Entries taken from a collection
== == ==
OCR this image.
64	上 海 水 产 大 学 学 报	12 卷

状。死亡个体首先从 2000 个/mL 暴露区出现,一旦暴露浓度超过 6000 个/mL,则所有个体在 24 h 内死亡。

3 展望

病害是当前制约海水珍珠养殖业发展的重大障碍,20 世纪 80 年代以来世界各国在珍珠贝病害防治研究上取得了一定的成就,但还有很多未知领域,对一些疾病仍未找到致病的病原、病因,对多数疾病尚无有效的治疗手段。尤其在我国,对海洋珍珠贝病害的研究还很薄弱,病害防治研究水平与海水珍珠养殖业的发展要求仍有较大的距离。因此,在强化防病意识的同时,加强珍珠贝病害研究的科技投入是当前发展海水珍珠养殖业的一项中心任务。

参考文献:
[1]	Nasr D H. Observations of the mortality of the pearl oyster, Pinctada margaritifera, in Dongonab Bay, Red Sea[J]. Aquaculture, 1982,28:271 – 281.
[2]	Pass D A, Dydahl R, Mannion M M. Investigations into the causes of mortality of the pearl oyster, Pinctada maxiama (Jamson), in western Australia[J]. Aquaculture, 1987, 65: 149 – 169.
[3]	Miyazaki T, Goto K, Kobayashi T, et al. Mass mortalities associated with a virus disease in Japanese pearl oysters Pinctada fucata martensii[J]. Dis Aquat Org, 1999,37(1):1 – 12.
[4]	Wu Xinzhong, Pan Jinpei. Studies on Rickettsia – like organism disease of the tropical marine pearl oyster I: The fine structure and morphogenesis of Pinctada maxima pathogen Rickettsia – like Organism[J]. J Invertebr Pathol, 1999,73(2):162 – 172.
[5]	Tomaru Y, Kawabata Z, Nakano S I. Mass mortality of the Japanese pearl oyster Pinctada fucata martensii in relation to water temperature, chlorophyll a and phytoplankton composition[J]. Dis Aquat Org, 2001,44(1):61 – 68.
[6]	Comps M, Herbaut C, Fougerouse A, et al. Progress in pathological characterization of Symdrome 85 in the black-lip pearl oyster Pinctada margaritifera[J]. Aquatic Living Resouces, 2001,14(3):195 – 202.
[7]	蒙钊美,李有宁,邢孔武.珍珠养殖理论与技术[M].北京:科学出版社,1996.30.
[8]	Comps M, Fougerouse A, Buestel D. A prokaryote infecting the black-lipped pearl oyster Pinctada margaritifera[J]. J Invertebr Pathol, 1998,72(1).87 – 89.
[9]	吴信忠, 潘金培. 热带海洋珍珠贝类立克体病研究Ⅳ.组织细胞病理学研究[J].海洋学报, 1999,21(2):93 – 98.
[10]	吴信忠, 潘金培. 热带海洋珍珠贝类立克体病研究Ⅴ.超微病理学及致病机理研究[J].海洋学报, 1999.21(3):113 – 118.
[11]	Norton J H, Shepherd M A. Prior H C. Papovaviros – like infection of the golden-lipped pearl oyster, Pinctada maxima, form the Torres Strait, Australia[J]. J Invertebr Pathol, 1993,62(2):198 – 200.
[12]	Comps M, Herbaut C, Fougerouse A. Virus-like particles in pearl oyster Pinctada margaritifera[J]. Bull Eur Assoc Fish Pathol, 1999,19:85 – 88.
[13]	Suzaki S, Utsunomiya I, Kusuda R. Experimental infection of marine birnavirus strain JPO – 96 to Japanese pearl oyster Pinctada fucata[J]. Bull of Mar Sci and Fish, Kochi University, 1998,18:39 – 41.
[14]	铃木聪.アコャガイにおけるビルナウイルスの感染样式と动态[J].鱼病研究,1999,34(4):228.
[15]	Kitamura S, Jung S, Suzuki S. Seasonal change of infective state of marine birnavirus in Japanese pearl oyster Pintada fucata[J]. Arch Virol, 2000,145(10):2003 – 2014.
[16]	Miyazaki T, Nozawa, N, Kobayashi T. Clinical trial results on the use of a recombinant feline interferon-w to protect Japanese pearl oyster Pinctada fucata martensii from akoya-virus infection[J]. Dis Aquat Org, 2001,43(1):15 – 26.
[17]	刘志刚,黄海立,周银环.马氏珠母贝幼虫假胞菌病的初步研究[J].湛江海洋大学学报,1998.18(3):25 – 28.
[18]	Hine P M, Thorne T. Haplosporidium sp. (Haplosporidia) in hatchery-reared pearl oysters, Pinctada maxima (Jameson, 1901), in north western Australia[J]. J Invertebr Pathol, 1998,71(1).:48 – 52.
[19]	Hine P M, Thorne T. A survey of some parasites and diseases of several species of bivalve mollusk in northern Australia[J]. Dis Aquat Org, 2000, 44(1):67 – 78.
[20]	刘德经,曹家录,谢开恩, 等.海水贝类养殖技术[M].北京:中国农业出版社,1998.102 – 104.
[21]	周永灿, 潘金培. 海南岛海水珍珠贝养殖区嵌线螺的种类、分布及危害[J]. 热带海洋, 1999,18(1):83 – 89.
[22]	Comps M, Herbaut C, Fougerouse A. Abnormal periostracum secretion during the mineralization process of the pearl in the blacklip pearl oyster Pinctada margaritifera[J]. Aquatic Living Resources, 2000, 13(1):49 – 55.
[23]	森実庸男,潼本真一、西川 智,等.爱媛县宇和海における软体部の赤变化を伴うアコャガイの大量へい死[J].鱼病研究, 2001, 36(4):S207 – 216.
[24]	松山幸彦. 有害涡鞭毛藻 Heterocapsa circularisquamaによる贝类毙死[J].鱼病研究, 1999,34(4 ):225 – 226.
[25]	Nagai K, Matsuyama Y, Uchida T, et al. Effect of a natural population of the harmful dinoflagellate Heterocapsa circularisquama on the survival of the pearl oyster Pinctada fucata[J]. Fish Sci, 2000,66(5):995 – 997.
== == ==
What this task involves: Reproduce every line in the records above that contains the word "lipped".

Task response:
[8]	Comps M, Fougerouse A, Buestel D. A prokaryote infecting the black-lipped pearl oyster Pinctada margaritifera[J]. J Invertebr Pathol, 1998,72(1).87 – 89.
[11]	Norton J H, Shepherd M A. Prior H C. Papovaviros – like infection of the golden-lipped pearl oyster, Pinctada maxima, form the Torres Strait, Australia[J]. J Invertebr Pathol, 1993,62(2):198 – 200.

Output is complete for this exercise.